### Your goal
Can you retype all of the lines below character for character, leaving the pictures out?

---------- Record list ----------

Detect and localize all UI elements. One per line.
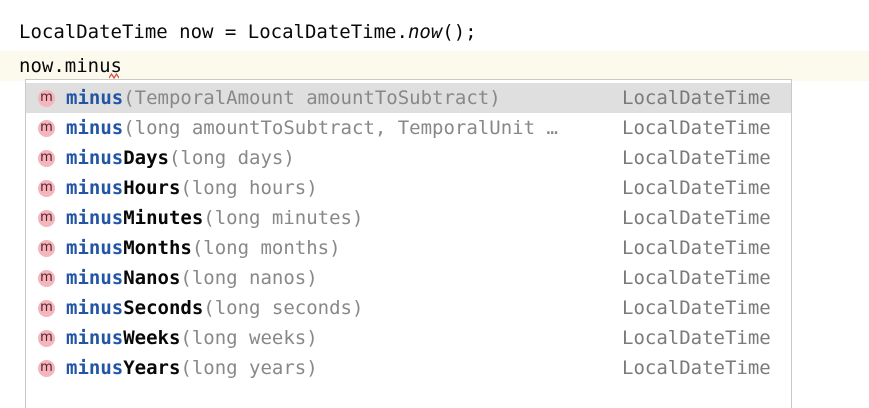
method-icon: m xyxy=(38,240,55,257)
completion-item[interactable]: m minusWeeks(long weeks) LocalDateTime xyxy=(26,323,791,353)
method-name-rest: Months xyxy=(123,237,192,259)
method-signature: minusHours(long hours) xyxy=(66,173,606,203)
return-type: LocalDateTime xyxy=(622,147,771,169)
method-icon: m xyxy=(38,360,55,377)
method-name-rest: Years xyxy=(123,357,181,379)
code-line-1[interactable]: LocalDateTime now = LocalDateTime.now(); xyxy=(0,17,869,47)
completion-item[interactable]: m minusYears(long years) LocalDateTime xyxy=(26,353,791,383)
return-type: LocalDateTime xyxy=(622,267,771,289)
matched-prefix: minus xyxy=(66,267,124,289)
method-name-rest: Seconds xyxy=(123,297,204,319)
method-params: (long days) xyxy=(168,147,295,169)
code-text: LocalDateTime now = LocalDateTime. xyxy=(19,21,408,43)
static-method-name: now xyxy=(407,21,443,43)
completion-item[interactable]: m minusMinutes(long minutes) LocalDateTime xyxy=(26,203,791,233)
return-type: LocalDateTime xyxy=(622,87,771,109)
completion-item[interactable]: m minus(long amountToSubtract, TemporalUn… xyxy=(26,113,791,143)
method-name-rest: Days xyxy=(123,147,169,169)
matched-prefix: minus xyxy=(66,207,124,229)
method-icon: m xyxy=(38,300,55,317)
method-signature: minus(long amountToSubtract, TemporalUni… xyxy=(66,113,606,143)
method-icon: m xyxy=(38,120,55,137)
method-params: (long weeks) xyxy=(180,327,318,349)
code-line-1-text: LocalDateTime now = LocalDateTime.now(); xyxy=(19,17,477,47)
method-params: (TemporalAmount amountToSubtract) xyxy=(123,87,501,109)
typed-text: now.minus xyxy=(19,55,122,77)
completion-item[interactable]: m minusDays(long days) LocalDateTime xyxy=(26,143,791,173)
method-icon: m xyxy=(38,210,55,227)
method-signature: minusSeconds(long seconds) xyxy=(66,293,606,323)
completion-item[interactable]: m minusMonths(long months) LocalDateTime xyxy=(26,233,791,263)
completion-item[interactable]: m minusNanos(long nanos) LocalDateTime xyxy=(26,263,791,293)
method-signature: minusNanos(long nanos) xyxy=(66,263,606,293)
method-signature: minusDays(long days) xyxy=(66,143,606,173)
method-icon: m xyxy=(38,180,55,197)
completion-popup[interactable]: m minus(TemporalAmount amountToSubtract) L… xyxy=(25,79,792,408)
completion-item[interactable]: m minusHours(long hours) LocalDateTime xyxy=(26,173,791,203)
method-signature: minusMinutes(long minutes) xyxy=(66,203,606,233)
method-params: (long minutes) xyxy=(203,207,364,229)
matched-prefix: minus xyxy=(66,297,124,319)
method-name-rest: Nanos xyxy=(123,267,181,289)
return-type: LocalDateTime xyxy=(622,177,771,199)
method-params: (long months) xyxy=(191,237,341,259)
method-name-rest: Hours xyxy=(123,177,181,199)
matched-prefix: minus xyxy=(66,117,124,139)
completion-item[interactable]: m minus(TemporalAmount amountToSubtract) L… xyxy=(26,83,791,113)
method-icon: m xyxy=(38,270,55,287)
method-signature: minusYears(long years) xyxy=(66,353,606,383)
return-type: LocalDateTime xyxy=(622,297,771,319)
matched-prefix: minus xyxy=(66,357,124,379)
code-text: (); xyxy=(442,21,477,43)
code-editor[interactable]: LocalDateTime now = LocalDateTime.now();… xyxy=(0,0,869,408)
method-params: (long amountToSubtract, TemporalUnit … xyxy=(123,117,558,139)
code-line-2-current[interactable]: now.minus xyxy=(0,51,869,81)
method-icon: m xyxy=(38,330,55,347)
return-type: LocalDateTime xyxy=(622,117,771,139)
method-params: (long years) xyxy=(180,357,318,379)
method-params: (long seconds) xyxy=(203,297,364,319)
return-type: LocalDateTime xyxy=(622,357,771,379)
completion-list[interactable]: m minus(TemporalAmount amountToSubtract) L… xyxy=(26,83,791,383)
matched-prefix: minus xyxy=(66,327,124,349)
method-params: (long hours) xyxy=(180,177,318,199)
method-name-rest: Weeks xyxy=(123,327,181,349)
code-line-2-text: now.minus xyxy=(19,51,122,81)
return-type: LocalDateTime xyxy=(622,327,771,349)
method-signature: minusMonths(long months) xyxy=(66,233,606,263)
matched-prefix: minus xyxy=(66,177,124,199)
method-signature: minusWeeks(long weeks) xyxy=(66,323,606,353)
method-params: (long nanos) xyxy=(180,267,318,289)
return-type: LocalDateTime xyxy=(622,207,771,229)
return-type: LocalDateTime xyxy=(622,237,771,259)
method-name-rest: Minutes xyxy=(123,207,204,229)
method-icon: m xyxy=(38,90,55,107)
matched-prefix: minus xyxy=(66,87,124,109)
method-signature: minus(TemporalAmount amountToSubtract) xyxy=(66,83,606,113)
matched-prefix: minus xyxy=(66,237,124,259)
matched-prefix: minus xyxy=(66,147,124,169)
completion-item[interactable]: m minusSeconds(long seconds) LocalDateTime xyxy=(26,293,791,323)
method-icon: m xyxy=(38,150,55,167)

----------

### Answer to this exercise
Detect and localize all UI elements. One per line.
method-icon: m xyxy=(38,240,55,257)
completion-item[interactable]: m minusWeeks(long weeks) LocalDateTime xyxy=(26,323,791,353)
method-name-rest: Months xyxy=(123,237,192,259)
method-signature: minusHours(long hours) xyxy=(66,173,606,203)
return-type: LocalDateTime xyxy=(622,147,771,169)
method-icon: m xyxy=(38,360,55,377)
method-name-rest: Years xyxy=(123,357,181,379)
code-line-1[interactable]: LocalDateTime now = LocalDateTime.now(); xyxy=(0,17,869,47)
completion-item[interactable]: m minusYears(long years) LocalDateTime xyxy=(26,353,791,383)
return-type: LocalDateTime xyxy=(622,267,771,289)
matched-prefix: minus xyxy=(66,267,124,289)
method-name-rest: Seconds xyxy=(123,297,204,319)
method-params: (long days) xyxy=(168,147,295,169)
code-text: LocalDateTime now = LocalDateTime. xyxy=(19,21,408,43)
static-method-name: now xyxy=(407,21,443,43)
completion-item[interactable]: m minusMinutes(long minutes) LocalDateTime xyxy=(26,203,791,233)
return-type: LocalDateTime xyxy=(622,87,771,109)
completion-item[interactable]: m minus(long amountToSubtract, TemporalUn… xyxy=(26,113,791,143)
method-name-rest: Days xyxy=(123,147,169,169)
matched-prefix: minus xyxy=(66,207,124,229)
method-icon: m xyxy=(38,300,55,317)
method-signature: minus(long amountToSubtract, TemporalUni… xyxy=(66,113,606,143)
method-icon: m xyxy=(38,120,55,137)
method-params: (long weeks) xyxy=(180,327,318,349)
code-line-1-text: LocalDateTime now = LocalDateTime.now(); xyxy=(19,17,477,47)
method-params: (TemporalAmount amountToSubtract) xyxy=(123,87,501,109)
typed-text: now.minus xyxy=(19,55,122,77)
completion-item[interactable]: m minusDays(long days) LocalDateTime xyxy=(26,143,791,173)
method-icon: m xyxy=(38,210,55,227)
method-signature: minusSeconds(long seconds) xyxy=(66,293,606,323)
completion-item[interactable]: m minusMonths(long months) LocalDateTime xyxy=(26,233,791,263)
completion-item[interactable]: m minusNanos(long nanos) LocalDateTime xyxy=(26,263,791,293)
method-signature: minusNanos(long nanos) xyxy=(66,263,606,293)
method-signature: minusDays(long days) xyxy=(66,143,606,173)
method-icon: m xyxy=(38,180,55,197)
completion-popup[interactable]: m minus(TemporalAmount amountToSubtract) L… xyxy=(25,79,792,408)
completion-item[interactable]: m minusHours(long hours) LocalDateTime xyxy=(26,173,791,203)
method-signature: minusMinutes(long minutes) xyxy=(66,203,606,233)
method-params: (long minutes) xyxy=(203,207,364,229)
matched-prefix: minus xyxy=(66,297,124,319)
method-name-rest: Nanos xyxy=(123,267,181,289)
return-type: LocalDateTime xyxy=(622,177,771,199)
method-params: (long months) xyxy=(191,237,341,259)
method-name-rest: Hours xyxy=(123,177,181,199)
matched-prefix: minus xyxy=(66,117,124,139)
completion-item[interactable]: m minus(TemporalAmount amountToSubtract) L… xyxy=(26,83,791,113)
method-icon: m xyxy=(38,270,55,287)
method-signature: minusYears(long years) xyxy=(66,353,606,383)
return-type: LocalDateTime xyxy=(622,297,771,319)
matched-prefix: minus xyxy=(66,357,124,379)
code-text: (); xyxy=(442,21,477,43)
code-editor[interactable]: LocalDateTime now = LocalDateTime.now();… xyxy=(0,0,869,408)
method-params: (long amountToSubtract, TemporalUnit … xyxy=(123,117,558,139)
code-line-2-current[interactable]: now.minus xyxy=(0,51,869,81)
method-icon: m xyxy=(38,330,55,347)
return-type: LocalDateTime xyxy=(622,117,771,139)
method-params: (long years) xyxy=(180,357,318,379)
method-params: (long seconds) xyxy=(203,297,364,319)
return-type: LocalDateTime xyxy=(622,357,771,379)
completion-list[interactable]: m minus(TemporalAmount amountToSubtract) L… xyxy=(26,83,791,383)
matched-prefix: minus xyxy=(66,327,124,349)
method-params: (long hours) xyxy=(180,177,318,199)
method-name-rest: Weeks xyxy=(123,327,181,349)
code-line-2-text: now.minus xyxy=(19,51,122,81)
return-type: LocalDateTime xyxy=(622,327,771,349)
method-signature: minusMonths(long months) xyxy=(66,233,606,263)
matched-prefix: minus xyxy=(66,177,124,199)
method-signature: minusWeeks(long weeks) xyxy=(66,323,606,353)
method-params: (long nanos) xyxy=(180,267,318,289)
return-type: LocalDateTime xyxy=(622,207,771,229)
return-type: LocalDateTime xyxy=(622,237,771,259)
method-name-rest: Minutes xyxy=(123,207,204,229)
method-icon: m xyxy=(38,90,55,107)
matched-prefix: minus xyxy=(66,87,124,109)
method-signature: minus(TemporalAmount amountToSubtract) xyxy=(66,83,606,113)
matched-prefix: minus xyxy=(66,237,124,259)
matched-prefix: minus xyxy=(66,147,124,169)
completion-item[interactable]: m minusSeconds(long seconds) LocalDateTime xyxy=(26,293,791,323)
method-icon: m xyxy=(38,150,55,167)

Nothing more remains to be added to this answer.